HOW TO COMPLETE THIS TASK:
Filter the listing and keep only the lines with the word "product".

DATA RECORDS:
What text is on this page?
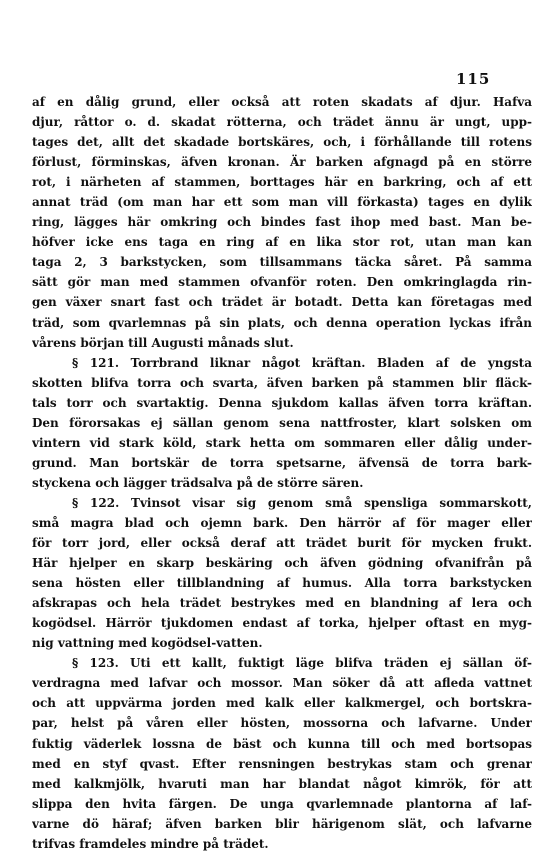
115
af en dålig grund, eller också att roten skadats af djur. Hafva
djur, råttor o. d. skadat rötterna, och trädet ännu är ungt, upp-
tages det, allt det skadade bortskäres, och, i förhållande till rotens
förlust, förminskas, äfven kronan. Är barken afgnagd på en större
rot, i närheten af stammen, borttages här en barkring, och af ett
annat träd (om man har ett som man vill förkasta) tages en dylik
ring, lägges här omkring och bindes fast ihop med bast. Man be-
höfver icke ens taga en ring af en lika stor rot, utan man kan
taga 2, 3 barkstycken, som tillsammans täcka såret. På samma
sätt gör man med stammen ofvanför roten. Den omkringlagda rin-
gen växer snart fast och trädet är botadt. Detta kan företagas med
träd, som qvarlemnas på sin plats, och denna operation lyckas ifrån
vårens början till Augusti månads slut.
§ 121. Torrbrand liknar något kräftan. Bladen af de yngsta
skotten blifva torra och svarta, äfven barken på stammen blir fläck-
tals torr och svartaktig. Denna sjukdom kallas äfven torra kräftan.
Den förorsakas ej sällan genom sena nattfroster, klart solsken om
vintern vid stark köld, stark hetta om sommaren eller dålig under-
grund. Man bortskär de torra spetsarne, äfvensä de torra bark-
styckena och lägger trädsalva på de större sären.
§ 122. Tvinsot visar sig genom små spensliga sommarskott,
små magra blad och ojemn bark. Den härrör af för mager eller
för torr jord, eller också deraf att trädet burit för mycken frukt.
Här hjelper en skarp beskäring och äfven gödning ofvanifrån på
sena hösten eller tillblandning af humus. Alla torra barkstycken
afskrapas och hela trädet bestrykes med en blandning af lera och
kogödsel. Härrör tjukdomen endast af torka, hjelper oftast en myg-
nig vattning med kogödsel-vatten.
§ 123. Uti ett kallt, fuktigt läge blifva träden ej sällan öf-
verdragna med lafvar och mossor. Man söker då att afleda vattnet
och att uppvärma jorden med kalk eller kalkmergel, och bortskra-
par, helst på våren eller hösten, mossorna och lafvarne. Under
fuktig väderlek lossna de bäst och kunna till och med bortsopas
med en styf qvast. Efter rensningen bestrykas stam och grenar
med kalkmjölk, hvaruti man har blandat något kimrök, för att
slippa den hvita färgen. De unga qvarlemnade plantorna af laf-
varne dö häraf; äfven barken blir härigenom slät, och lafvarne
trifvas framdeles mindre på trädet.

* * *

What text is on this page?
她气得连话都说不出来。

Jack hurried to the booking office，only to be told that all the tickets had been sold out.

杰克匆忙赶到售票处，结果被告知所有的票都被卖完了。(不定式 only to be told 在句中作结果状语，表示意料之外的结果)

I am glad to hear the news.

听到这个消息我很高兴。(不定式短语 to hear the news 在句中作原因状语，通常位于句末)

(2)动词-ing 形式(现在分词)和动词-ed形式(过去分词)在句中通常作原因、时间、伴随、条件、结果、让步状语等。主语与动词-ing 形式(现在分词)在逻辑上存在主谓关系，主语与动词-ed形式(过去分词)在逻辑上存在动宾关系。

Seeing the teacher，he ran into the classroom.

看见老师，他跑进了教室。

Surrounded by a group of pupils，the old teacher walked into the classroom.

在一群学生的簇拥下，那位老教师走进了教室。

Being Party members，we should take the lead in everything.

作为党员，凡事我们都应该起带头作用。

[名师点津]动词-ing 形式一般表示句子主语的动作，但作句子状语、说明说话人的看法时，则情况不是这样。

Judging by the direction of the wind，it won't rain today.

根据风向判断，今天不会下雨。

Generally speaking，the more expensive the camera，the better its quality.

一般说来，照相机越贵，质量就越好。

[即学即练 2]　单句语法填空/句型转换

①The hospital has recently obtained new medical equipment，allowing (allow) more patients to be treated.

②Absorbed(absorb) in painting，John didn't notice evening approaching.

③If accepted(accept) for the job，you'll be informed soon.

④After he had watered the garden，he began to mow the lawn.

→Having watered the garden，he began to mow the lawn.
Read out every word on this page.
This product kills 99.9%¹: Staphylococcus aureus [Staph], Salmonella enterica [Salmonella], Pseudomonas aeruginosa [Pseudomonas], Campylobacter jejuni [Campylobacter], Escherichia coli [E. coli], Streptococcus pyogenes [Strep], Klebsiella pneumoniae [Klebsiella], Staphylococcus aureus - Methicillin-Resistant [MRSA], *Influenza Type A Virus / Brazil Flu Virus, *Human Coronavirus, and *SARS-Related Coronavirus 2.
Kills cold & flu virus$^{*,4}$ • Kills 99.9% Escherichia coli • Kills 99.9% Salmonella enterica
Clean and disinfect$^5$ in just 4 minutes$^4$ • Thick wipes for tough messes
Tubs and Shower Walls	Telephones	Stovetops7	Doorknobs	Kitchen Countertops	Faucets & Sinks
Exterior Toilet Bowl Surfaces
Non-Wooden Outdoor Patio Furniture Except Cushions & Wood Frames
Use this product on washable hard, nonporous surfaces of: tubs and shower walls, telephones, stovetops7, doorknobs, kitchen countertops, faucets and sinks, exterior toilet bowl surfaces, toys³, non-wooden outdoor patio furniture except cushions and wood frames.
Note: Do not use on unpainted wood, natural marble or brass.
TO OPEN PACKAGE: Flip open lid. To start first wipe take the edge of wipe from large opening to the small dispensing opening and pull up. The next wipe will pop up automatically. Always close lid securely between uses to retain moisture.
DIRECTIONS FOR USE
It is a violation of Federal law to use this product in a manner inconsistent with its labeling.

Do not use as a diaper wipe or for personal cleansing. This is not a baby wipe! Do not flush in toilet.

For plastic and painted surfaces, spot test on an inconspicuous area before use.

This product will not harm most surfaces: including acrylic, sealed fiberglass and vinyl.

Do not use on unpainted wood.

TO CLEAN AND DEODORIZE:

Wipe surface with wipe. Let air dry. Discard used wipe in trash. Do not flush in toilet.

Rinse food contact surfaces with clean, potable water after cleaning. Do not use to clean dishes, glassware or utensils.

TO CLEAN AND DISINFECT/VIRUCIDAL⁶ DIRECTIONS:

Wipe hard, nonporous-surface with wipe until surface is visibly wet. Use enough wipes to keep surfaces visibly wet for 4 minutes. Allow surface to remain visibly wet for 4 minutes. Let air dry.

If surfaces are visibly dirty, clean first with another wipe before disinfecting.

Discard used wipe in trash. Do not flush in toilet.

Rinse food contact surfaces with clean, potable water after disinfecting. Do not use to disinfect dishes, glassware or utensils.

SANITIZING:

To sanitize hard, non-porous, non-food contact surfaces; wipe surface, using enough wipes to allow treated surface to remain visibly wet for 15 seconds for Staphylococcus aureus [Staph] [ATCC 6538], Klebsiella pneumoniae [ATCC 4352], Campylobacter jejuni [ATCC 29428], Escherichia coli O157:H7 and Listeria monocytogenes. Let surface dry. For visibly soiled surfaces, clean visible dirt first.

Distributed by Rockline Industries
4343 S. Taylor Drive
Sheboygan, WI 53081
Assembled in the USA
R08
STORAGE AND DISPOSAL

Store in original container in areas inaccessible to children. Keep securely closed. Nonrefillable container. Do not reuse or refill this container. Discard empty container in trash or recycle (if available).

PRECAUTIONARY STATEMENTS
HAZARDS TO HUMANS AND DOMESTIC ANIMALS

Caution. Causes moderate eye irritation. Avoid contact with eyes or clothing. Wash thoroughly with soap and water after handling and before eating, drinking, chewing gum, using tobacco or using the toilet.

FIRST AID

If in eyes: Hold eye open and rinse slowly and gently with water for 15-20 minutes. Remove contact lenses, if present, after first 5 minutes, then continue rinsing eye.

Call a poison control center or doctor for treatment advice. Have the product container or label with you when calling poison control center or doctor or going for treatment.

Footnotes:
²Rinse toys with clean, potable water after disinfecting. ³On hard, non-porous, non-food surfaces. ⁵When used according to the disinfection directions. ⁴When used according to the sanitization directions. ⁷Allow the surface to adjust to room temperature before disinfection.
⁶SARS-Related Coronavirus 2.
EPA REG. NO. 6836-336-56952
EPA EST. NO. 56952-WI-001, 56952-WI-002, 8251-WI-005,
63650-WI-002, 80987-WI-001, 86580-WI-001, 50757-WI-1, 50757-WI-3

---

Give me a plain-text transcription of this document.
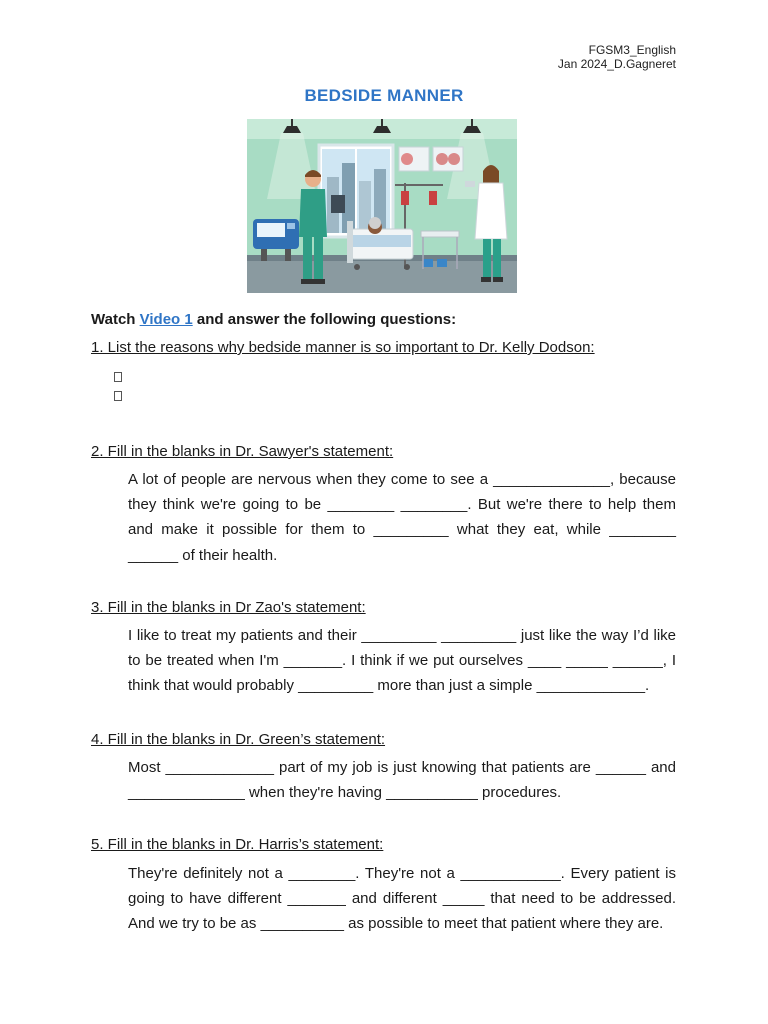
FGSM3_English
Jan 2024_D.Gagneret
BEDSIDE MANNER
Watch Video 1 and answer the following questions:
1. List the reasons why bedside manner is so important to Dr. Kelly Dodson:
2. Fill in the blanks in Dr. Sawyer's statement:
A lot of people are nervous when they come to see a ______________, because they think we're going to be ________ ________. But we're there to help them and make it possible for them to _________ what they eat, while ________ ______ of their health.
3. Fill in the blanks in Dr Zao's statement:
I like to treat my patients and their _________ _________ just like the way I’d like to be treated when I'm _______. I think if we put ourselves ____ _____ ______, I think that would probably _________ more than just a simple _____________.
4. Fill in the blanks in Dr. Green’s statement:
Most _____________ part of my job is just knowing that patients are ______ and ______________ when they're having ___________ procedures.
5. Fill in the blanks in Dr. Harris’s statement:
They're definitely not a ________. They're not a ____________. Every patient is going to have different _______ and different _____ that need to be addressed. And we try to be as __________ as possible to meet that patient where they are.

RESULT:
This product kills 99.9%¹: Staphylococcus aureus [Staph], Salmonella enterica [Salmonella], Pseudomonas aeruginosa [Pseudomonas], Campylobacter jejuni [Campylobacter], Escherichia coli [E. coli], Streptococcus pyogenes [Strep], Klebsiella pneumoniae [Klebsiella], Staphylococcus aureus - Methicillin-Resistant [MRSA], *Influenza Type A Virus / Brazil Flu Virus, *Human Coronavirus, and *SARS-Related Coronavirus 2.
Use this product on washable hard, nonporous surfaces of: tubs and shower walls, telephones, stovetops7, doorknobs, kitchen countertops, faucets and sinks, exterior toilet bowl surfaces, toys³, non-wooden outdoor patio furniture except cushions and wood frames.
It is a violation of Federal law to use this product in a manner inconsistent with its labeling.
This product will not harm most surfaces: including acrylic, sealed fiberglass and vinyl.
Call a poison control center or doctor for treatment advice. Have the product container or label with you when calling poison control center or doctor or going for treatment.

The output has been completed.